_Short exercise:_ An exact reproduction of the records is required, with all images left out.

_Supplied information:_

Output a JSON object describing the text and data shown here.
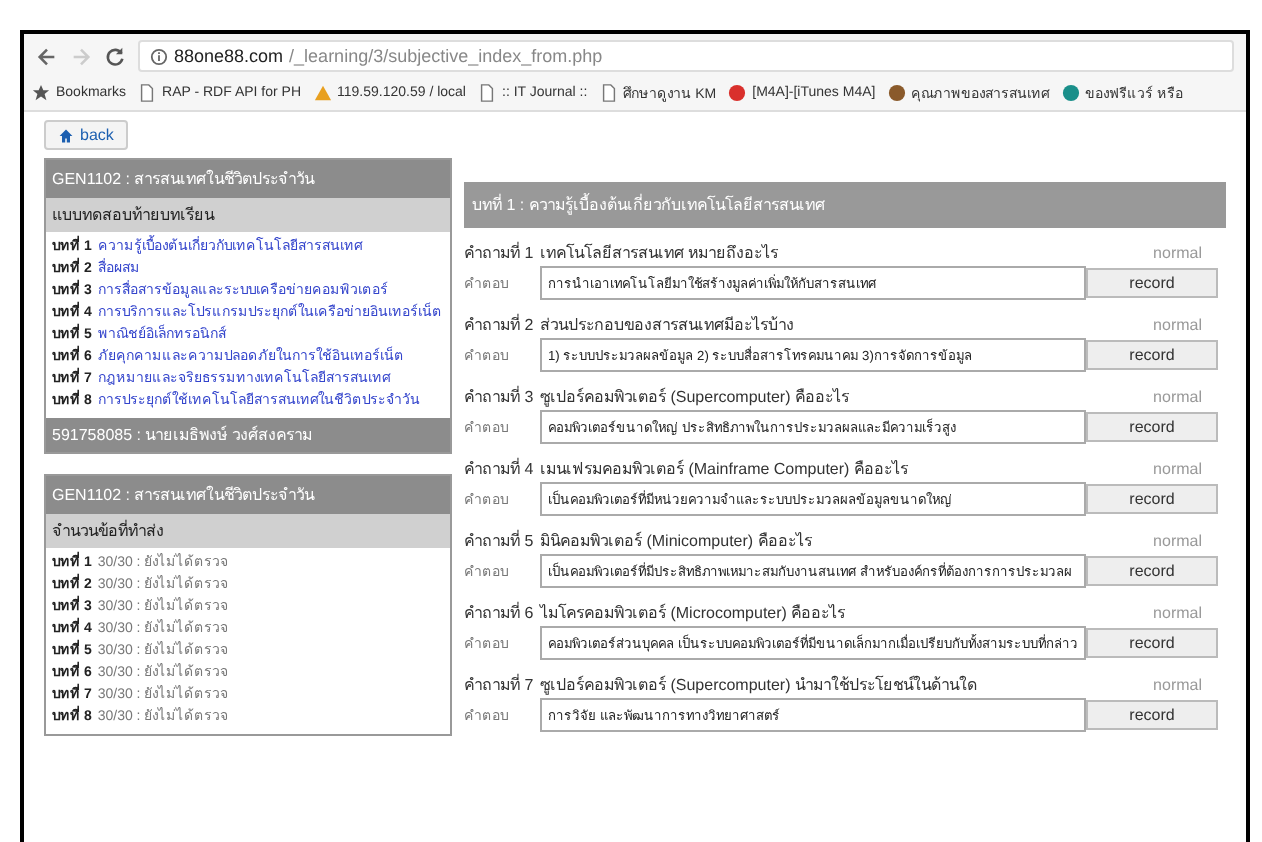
{
  "browser": {
    "url_host": "88one88.com",
    "url_path": "/_learning/3/subjective_index_from.php",
    "bookmarks": [
      {
        "kind": "star",
        "label": "Bookmarks"
      },
      {
        "kind": "page",
        "label": "RAP - RDF API for PH"
      },
      {
        "kind": "warn",
        "label": "119.59.120.59 / local"
      },
      {
        "kind": "page",
        "label": ":: IT Journal ::"
      },
      {
        "kind": "page",
        "label": "ศึกษาดูงาน KM"
      },
      {
        "kind": "red",
        "label": "[M4A]-[iTunes M4A]"
      },
      {
        "kind": "brown",
        "label": "คุณภาพของสารสนเทศ"
      },
      {
        "kind": "teal",
        "label": "ของฟรีแวร์ หรือ"
      }
    ]
  },
  "back_button": "back",
  "lessons_panel": {
    "title": "GEN1102 : สารสนเทศในชีวิตประจำวัน",
    "subtitle": "แบบทดสอบท้ายบทเรียน",
    "items": [
      {
        "label": "บทที่ 1",
        "text": "ความรู้เบื้องต้นเกี่ยวกับเทคโนโลยีสารสนเทศ"
      },
      {
        "label": "บทที่ 2",
        "text": "สื่อผสม"
      },
      {
        "label": "บทที่ 3",
        "text": "การสื่อสารข้อมูลและระบบเครือข่ายคอมพิวเตอร์"
      },
      {
        "label": "บทที่ 4",
        "text": "การบริการและโปรแกรมประยุกต์ในเครือข่ายอินเทอร์เน็ต"
      },
      {
        "label": "บทที่ 5",
        "text": "พาณิชย์อิเล็กทรอนิกส์"
      },
      {
        "label": "บทที่ 6",
        "text": "ภัยคุกคามและความปลอดภัยในการใช้อินเทอร์เน็ต"
      },
      {
        "label": "บทที่ 7",
        "text": "กฎหมายและจริยธรรมทางเทคโนโลยีสารสนเทศ"
      },
      {
        "label": "บทที่ 8",
        "text": "การประยุกต์ใช้เทคโนโลยีสารสนเทศในชีวิตประจำวัน"
      }
    ],
    "footer": "591758085 : นายเมธิพงษ์ วงศ์สงคราม"
  },
  "status_panel": {
    "title": "GEN1102 : สารสนเทศในชีวิตประจำวัน",
    "subtitle": "จำนวนข้อที่ทำส่ง",
    "items": [
      {
        "label": "บทที่ 1",
        "text": "30/30 : ยังไม่ได้ตรวจ"
      },
      {
        "label": "บทที่ 2",
        "text": "30/30 : ยังไม่ได้ตรวจ"
      },
      {
        "label": "บทที่ 3",
        "text": "30/30 : ยังไม่ได้ตรวจ"
      },
      {
        "label": "บทที่ 4",
        "text": "30/30 : ยังไม่ได้ตรวจ"
      },
      {
        "label": "บทที่ 5",
        "text": "30/30 : ยังไม่ได้ตรวจ"
      },
      {
        "label": "บทที่ 6",
        "text": "30/30 : ยังไม่ได้ตรวจ"
      },
      {
        "label": "บทที่ 7",
        "text": "30/30 : ยังไม่ได้ตรวจ"
      },
      {
        "label": "บทที่ 8",
        "text": "30/30 : ยังไม่ได้ตรวจ"
      }
    ]
  },
  "questions_panel": {
    "title": "บทที่ 1 : ความรู้เบื้องต้นเกี่ยวกับเทคโนโลยีสารสนเทศ",
    "questions": [
      {
        "label": "คำถามที่ 1",
        "question": "เทคโนโลยีสารสนเทศ หมายถึงอะไร",
        "status": "normal",
        "answer_label": "คำตอบ",
        "answer": "การนำเอาเทคโนโลยีมาใช้สร้างมูลค่าเพิ่มให้กับสารสนเทศ",
        "button": "record"
      },
      {
        "label": "คำถามที่ 2",
        "question": "ส่วนประกอบของสารสนเทศมีอะไรบ้าง",
        "status": "normal",
        "answer_label": "คำตอบ",
        "answer": "1) ระบบประมวลผลข้อมูล  2) ระบบสื่อสารโทรคมนาคม  3)การจัดการข้อมูล",
        "button": "record"
      },
      {
        "label": "คำถามที่ 3",
        "question": "ซูเปอร์คอมพิวเตอร์ (Supercomputer) คืออะไร",
        "status": "normal",
        "answer_label": "คำตอบ",
        "answer": "คอมพิวเตอร์ขนาดใหญ่ ประสิทธิภาพในการประมวลผลและมีความเร็วสูง",
        "button": "record"
      },
      {
        "label": "คำถามที่ 4",
        "question": "เมนเฟรมคอมพิวเตอร์ (Mainframe Computer) คืออะไร",
        "status": "normal",
        "answer_label": "คำตอบ",
        "answer": "เป็นคอมพิวเตอร์ที่มีหน่วยความจำและระบบประมวลผลข้อมูลขนาดใหญ่",
        "button": "record"
      },
      {
        "label": "คำถามที่ 5",
        "question": "มินิคอมพิวเตอร์ (Minicomputer) คืออะไร",
        "status": "normal",
        "answer_label": "คำตอบ",
        "answer": "เป็นคอมพิวเตอร์ที่มีประสิทธิภาพเหมาะสมกับงานสนเทศ  สำหรับองค์กรที่ต้องการการประมวลผ",
        "button": "record"
      },
      {
        "label": "คำถามที่ 6",
        "question": "ไมโครคอมพิวเตอร์ (Microcomputer) คืออะไร",
        "status": "normal",
        "answer_label": "คำตอบ",
        "answer": "คอมพิวเตอร์ส่วนบุคคล  เป็นระบบคอมพิวเตอร์ที่มีขนาดเล็กมากเมื่อเปรียบกับทั้งสามระบบที่กล่าว",
        "button": "record"
      },
      {
        "label": "คำถามที่ 7",
        "question": "ซูเปอร์คอมพิวเตอร์ (Supercomputer) นำมาใช้ประโยชน์ในด้านใด",
        "status": "normal",
        "answer_label": "คำตอบ",
        "answer": "การวิจัย และพัฒนาการทางวิทยาศาสตร์",
        "button": "record"
      }
    ]
  }
}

_Response for this exercise:_
Output a JSON object describing the text and data shown here.
{
  "browser": {
    "url_host": "88one88.com",
    "url_path": "/_learning/3/subjective_index_from.php",
    "bookmarks": [
      {
        "kind": "star",
        "label": "Bookmarks"
      },
      {
        "kind": "page",
        "label": "RAP - RDF API for PH"
      },
      {
        "kind": "warn",
        "label": "119.59.120.59 / local"
      },
      {
        "kind": "page",
        "label": ":: IT Journal ::"
      },
      {
        "kind": "page",
        "label": "ศึกษาดูงาน KM"
      },
      {
        "kind": "red",
        "label": "[M4A]-[iTunes M4A]"
      },
      {
        "kind": "brown",
        "label": "คุณภาพของสารสนเทศ"
      },
      {
        "kind": "teal",
        "label": "ของฟรีแวร์ หรือ"
      }
    ]
  },
  "back_button": "back",
  "lessons_panel": {
    "title": "GEN1102 : สารสนเทศในชีวิตประจำวัน",
    "subtitle": "แบบทดสอบท้ายบทเรียน",
    "items": [
      {
        "label": "บทที่ 1",
        "text": "ความรู้เบื้องต้นเกี่ยวกับเทคโนโลยีสารสนเทศ"
      },
      {
        "label": "บทที่ 2",
        "text": "สื่อผสม"
      },
      {
        "label": "บทที่ 3",
        "text": "การสื่อสารข้อมูลและระบบเครือข่ายคอมพิวเตอร์"
      },
      {
        "label": "บทที่ 4",
        "text": "การบริการและโปรแกรมประยุกต์ในเครือข่ายอินเทอร์เน็ต"
      },
      {
        "label": "บทที่ 5",
        "text": "พาณิชย์อิเล็กทรอนิกส์"
      },
      {
        "label": "บทที่ 6",
        "text": "ภัยคุกคามและความปลอดภัยในการใช้อินเทอร์เน็ต"
      },
      {
        "label": "บทที่ 7",
        "text": "กฎหมายและจริยธรรมทางเทคโนโลยีสารสนเทศ"
      },
      {
        "label": "บทที่ 8",
        "text": "การประยุกต์ใช้เทคโนโลยีสารสนเทศในชีวิตประจำวัน"
      }
    ],
    "footer": "591758085 : นายเมธิพงษ์ วงศ์สงคราม"
  },
  "status_panel": {
    "title": "GEN1102 : สารสนเทศในชีวิตประจำวัน",
    "subtitle": "จำนวนข้อที่ทำส่ง",
    "items": [
      {
        "label": "บทที่ 1",
        "text": "30/30 : ยังไม่ได้ตรวจ"
      },
      {
        "label": "บทที่ 2",
        "text": "30/30 : ยังไม่ได้ตรวจ"
      },
      {
        "label": "บทที่ 3",
        "text": "30/30 : ยังไม่ได้ตรวจ"
      },
      {
        "label": "บทที่ 4",
        "text": "30/30 : ยังไม่ได้ตรวจ"
      },
      {
        "label": "บทที่ 5",
        "text": "30/30 : ยังไม่ได้ตรวจ"
      },
      {
        "label": "บทที่ 6",
        "text": "30/30 : ยังไม่ได้ตรวจ"
      },
      {
        "label": "บทที่ 7",
        "text": "30/30 : ยังไม่ได้ตรวจ"
      },
      {
        "label": "บทที่ 8",
        "text": "30/30 : ยังไม่ได้ตรวจ"
      }
    ]
  },
  "questions_panel": {
    "title": "บทที่ 1 : ความรู้เบื้องต้นเกี่ยวกับเทคโนโลยีสารสนเทศ",
    "questions": [
      {
        "label": "คำถามที่ 1",
        "question": "เทคโนโลยีสารสนเทศ หมายถึงอะไร",
        "status": "normal",
        "answer_label": "คำตอบ",
        "answer": "การนำเอาเทคโนโลยีมาใช้สร้างมูลค่าเพิ่มให้กับสารสนเทศ",
        "button": "record"
      },
      {
        "label": "คำถามที่ 2",
        "question": "ส่วนประกอบของสารสนเทศมีอะไรบ้าง",
        "status": "normal",
        "answer_label": "คำตอบ",
        "answer": "1) ระบบประมวลผลข้อมูล  2) ระบบสื่อสารโทรคมนาคม  3)การจัดการข้อมูล",
        "button": "record"
      },
      {
        "label": "คำถามที่ 3",
        "question": "ซูเปอร์คอมพิวเตอร์ (Supercomputer) คืออะไร",
        "status": "normal",
        "answer_label": "คำตอบ",
        "answer": "คอมพิวเตอร์ขนาดใหญ่ ประสิทธิภาพในการประมวลผลและมีความเร็วสูง",
        "button": "record"
      },
      {
        "label": "คำถามที่ 4",
        "question": "เมนเฟรมคอมพิวเตอร์ (Mainframe Computer) คืออะไร",
        "status": "normal",
        "answer_label": "คำตอบ",
        "answer": "เป็นคอมพิวเตอร์ที่มีหน่วยความจำและระบบประมวลผลข้อมูลขนาดใหญ่",
        "button": "record"
      },
      {
        "label": "คำถามที่ 5",
        "question": "มินิคอมพิวเตอร์ (Minicomputer) คืออะไร",
        "status": "normal",
        "answer_label": "คำตอบ",
        "answer": "เป็นคอมพิวเตอร์ที่มีประสิทธิภาพเหมาะสมกับงานสนเทศ  สำหรับองค์กรที่ต้องการการประมวลผ",
        "button": "record"
      },
      {
        "label": "คำถามที่ 6",
        "question": "ไมโครคอมพิวเตอร์ (Microcomputer) คืออะไร",
        "status": "normal",
        "answer_label": "คำตอบ",
        "answer": "คอมพิวเตอร์ส่วนบุคคล  เป็นระบบคอมพิวเตอร์ที่มีขนาดเล็กมากเมื่อเปรียบกับทั้งสามระบบที่กล่าว",
        "button": "record"
      },
      {
        "label": "คำถามที่ 7",
        "question": "ซูเปอร์คอมพิวเตอร์ (Supercomputer) นำมาใช้ประโยชน์ในด้านใด",
        "status": "normal",
        "answer_label": "คำตอบ",
        "answer": "การวิจัย และพัฒนาการทางวิทยาศาสตร์",
        "button": "record"
      }
    ]
  }
}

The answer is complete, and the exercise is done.